● TEXT EXCERPT:
The main goal is to set up a text search app based on simple text scoring features such as BM25 ¹ and nativeRank.

Prerequisites:

Linux, macOS or Windows 10 Pro on x86_64 or arm64, with Podman or Docker installed. See Docker Containers for system limits and other settings. For CPUs older than Haswell (2013), see CPU Support
Memory: Minimum 4 GB RAM dedicated to Docker/Podman. Memory recommendations.
Disk: Avoid NO_SPACE - the vespaengine/vespa container image + headroom for data requires disk space. Read more.
Homebrew to install the Vespa CLI, or download the Vespa CLI from Github releases.
Python3
curl

Installing vespa-cli

This tutorial uses Vespa-CLI to deploy, feed and query Vespa. Below, we use HomeBrew to download and install vespa-cli, you can also download a binary from GitHub for your OS/CPU architecture.

$ brew install vespa-cli

We acquire the scripts to follow this tutorial from the sample-apps repository via vespa clone.

$ vespa clone text-search text-search && cd text-search

The repository contains a fully-fledged Vespa application, but below, we will build it all from scratch for educational purposes.

Dataset

We use a dataset called MS MARCO throughout this tutorial. MS MARCO is a collection of large-scale datasets released by Microsoft with the intent of helping the advance of deep learning research related to search. Many tasks are associated with MS MARCO datasets, but we want to build an end-to-end search application that returns relevant documents to a text query. We have included a small dataset sample for this tutorial under the ext/sample directory, which contains around 1000 documents.

The sample data must be converted to Vespa JSON feed format. The following step includes extracting documents, queries and relevance judgments from the sample files:

$ ./scripts/convert-msmarco.sh

After running the script, we end up with a file dataset/documents.jsonl containing lines such as the one below:

{
    "put": "id:msmarco:msmarco::D1555982",
    "fields": {
        "id": "D1555982",
        "url": "https://answers.yahoo.com/question/index?qid=20071007114826AAwCFvR",
        "title": "The hot glowing surfaces of stars emit energy in the form of electromagnetic radiation",
        "body": "Science   Mathematics Physics The hot glowing surfaces of stars emit energy in the form of electromagnetic radiation ... "

Extracted data entries
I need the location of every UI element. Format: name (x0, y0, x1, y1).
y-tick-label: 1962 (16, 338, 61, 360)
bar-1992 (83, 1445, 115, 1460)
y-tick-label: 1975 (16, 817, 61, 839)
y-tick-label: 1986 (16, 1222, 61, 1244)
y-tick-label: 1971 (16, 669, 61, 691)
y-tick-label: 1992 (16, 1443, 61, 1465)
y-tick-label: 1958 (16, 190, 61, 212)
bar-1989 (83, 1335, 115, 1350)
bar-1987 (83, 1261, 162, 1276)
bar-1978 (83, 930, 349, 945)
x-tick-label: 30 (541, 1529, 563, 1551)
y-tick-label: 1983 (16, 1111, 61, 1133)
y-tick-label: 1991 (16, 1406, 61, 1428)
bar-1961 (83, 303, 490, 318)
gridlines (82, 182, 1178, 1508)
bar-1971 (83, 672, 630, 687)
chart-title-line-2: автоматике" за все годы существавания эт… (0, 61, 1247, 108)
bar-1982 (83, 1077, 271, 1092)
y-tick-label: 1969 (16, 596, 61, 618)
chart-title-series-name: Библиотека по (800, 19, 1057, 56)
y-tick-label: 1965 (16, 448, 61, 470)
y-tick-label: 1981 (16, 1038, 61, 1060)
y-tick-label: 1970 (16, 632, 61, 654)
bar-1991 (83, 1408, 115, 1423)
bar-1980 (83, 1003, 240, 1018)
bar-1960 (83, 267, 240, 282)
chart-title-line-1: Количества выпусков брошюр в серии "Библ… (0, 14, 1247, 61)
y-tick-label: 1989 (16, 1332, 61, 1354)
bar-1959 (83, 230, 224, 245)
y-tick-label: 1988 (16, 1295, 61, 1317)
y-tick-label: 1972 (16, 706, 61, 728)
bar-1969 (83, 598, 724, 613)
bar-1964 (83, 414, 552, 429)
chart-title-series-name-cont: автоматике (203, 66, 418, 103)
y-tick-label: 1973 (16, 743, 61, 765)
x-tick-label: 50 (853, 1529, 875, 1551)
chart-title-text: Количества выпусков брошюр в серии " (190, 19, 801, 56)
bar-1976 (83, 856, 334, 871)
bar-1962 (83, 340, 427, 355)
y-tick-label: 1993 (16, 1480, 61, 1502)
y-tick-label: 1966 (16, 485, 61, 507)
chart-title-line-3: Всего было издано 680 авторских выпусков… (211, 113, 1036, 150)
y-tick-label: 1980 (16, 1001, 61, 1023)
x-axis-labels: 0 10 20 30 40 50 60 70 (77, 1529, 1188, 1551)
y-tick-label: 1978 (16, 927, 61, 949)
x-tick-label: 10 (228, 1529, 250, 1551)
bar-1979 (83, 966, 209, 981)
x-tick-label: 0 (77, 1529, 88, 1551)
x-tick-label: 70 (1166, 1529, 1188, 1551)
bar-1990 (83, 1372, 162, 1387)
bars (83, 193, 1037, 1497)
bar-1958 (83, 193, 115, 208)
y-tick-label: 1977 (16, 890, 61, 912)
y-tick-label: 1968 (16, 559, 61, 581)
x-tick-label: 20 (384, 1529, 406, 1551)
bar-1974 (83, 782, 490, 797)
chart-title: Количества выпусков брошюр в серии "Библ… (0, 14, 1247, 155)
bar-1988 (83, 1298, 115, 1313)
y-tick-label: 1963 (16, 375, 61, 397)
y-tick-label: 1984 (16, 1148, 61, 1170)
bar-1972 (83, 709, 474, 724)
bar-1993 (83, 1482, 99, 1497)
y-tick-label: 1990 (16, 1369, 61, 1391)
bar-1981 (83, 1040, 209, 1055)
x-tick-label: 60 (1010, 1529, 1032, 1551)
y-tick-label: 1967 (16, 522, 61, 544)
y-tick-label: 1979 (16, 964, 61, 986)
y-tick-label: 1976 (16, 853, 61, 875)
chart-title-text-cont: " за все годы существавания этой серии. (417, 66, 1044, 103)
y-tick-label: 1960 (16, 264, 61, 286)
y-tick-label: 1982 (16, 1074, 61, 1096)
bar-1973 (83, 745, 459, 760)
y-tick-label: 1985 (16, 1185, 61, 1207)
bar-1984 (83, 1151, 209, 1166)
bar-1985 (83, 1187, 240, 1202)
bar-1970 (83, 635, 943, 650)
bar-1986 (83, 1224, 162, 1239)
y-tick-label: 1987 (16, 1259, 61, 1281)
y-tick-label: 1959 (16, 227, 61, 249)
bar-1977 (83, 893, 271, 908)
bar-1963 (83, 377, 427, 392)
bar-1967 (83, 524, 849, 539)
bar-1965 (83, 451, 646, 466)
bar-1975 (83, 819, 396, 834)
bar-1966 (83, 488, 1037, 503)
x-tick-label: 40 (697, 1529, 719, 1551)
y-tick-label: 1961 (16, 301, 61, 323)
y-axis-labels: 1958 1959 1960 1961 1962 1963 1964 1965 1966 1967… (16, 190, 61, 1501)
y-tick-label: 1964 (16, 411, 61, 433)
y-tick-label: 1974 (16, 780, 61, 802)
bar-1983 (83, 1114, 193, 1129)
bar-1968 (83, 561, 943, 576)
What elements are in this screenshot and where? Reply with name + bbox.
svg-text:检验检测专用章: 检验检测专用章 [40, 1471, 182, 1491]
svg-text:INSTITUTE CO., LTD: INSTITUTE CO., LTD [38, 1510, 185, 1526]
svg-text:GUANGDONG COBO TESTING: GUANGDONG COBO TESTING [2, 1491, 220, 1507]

● WORK TASK A:
Decide whether each statement below agrees with the Vespa tutorial excerpt: (i) the tutorial builds the application from scratch even though the cloned repository already contains a complete one; (ii) the sample dataset under ext/sample holds around 10,000 documents; (iii) at least 8 GB of RAM must be dedicated to Docker/Podman. For each, answer yes or no and quote the words from the excerpt that settle it.
● WORK TASK B:
Continue the Vespa tutorial excerpt from the point at which it stops.

● TASK RESPONSE A:
(i) Yes: "The repository contains a fully-fledged Vespa application, but below, we will build it all from scratch for educational purposes."
(ii) No: "which contains around 1000 documents."
(iii) No: "Minimum 4 GB RAM dedicated to Docker/Podman."

● TASK RESPONSE B:
    }
}

In addition to vespa.json we also have a test-queries.tsv file containing a list of the sampled queries along with the document ID relevant to each particular query.

Create a Vespa Application Package

A Vespa application package is a set of configuration files and optional Java components that together define the behavior of a Vespa system. Let us define the minimum set of required files to create our basic text search application,: msmarco.sd and services.xml.

For this tutorial, we will create a new Vespa application rather than using the one in the repository, so we will create a directory for this application:

$ mkdir -p app/schemas

Schema

A schema is a document-type configuration; a single vespa application can have multiple schemas with document types. For this application, we define a schema msmarco which must be saved in a file named schemas/msmarco.sd. Write the following to text-search/app/schemas/msmarco.sd:

schema msmarco {
    document msmarco {
        field language type string {
            indexing: "en" | set_language 
        }
        field id type string {
            indexing: attribute | summary
            match: word
        }
        field title type string {
            indexing: index | summary
            match: text
            index: enable-bm25
        }
        field body type string {
            indexing: index
            match: text
            index: enable-bm25
        }
        field url type string {
            indexing: index | summary
            index: enable-bm25
        }
    }
    fieldset default {
        fields: title, body, url
    }
    document-summary minimal {
        summary id {  }
    }
    document-summary debug-tokens {
        summary url {}
        summary url-tokens {
            source: url
            tokens
        }
        from-disk
    }
    rank-profile default {
        first-phase {
            expression: nativeRank(title, body, url)
        }
    }
    rank-profile bm25 inherits default {
        first-phase {
            expression: bm25(title) + bm25(body) + bm25(url)
        }
    }
}

A lot is going on here; let us go through it in detail.

Document type and fields

The document section contains the fields of the document, their types, and how Vespa should index and match them.

The field property indexing configures the indexing pipeline for a field. For more information, see schemas - indexing. The string data type is used to represent both unstructured and structured texts, and there are significant differences between index and attribute. The above schema includes default match modes for attribute and index property for visibility.

Note that we are enabling the usage of BM25 for title, body and url. by including index: enable-bm25. The language field is the only field not in the msmarco dataset. We hardcode its value to "en" since the dataset is English. Using set_language avoids automatic language detection and uses the value when processing the other text fields. Read more in linguistics.

Fieldset for matching across multiple fields

Fieldset allows searching across multiple fields. Defining fieldset does not add indexing/storage overhead. String fields grouped using fieldsets must share the same match and linguistic processing settings because the query processing that searches a field or fieldset uses one type of transformation.

Document summaries to control search response contents

Next, we define two document summaries. Document summaries control what fields are available in the response; we include the debug-tokens document-summary to demonstrate later how we can get visibility into how text is converted into searchable tokens.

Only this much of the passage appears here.